## EXERCISE PROMPT:
Each line that holds the word "color" is to be identified and copied.
##### DATA FOR PROCESSING #####
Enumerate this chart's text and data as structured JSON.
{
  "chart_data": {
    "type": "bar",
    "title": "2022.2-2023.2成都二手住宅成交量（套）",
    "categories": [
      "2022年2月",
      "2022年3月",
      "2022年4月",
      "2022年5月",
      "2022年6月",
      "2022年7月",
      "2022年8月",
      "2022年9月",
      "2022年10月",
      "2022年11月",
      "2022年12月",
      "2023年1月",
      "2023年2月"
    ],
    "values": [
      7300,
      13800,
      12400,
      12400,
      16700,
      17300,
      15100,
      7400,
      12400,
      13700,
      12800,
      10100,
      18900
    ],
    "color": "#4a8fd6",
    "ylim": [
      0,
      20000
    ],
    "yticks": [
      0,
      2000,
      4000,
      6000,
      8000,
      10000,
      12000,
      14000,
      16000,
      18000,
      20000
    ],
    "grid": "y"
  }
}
#####
##### DATA FOR PROCESSING #####
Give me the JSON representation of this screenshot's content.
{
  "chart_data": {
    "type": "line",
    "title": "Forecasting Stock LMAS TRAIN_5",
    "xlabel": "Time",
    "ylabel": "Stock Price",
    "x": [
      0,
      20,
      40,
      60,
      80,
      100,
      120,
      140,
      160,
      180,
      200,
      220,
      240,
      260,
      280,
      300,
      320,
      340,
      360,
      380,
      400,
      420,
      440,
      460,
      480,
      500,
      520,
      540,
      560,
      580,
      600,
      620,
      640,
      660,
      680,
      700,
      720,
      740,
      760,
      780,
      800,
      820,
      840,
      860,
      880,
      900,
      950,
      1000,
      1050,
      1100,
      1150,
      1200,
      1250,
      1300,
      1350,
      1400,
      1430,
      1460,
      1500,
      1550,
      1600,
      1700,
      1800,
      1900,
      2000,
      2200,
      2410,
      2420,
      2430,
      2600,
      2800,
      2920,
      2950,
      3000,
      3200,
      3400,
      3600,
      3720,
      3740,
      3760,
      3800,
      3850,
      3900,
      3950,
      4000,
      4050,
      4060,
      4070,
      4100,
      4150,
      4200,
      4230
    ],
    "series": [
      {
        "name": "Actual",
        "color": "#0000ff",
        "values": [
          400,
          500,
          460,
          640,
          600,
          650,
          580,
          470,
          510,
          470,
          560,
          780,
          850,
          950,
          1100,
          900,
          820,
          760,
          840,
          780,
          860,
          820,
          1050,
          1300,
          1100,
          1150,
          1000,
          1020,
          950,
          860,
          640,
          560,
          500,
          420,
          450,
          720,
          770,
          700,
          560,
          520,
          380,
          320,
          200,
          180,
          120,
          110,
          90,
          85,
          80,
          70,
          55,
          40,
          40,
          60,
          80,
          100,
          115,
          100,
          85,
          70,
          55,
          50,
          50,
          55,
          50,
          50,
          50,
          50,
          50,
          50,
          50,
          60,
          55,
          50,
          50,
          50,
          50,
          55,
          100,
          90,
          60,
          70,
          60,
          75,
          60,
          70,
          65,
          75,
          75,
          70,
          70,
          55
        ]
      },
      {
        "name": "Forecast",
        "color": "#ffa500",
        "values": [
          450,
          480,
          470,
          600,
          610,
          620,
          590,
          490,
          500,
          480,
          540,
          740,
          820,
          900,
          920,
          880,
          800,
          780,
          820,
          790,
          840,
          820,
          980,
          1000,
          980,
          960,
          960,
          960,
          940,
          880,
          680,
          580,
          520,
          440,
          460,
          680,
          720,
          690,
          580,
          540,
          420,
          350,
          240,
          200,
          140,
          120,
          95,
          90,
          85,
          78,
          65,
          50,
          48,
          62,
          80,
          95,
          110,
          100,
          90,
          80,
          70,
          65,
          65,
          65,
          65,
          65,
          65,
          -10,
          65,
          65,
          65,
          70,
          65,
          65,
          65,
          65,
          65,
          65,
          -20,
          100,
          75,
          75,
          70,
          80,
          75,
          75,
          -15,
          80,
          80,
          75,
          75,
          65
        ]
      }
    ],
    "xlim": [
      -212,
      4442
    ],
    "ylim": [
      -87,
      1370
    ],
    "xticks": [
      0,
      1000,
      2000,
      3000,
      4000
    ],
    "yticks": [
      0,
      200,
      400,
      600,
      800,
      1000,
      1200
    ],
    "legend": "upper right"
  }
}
#####
## TASK RESPONSE:
    "color": "#4a8fd6",
        "color": "#0000ff",
        "color": "#ffa500",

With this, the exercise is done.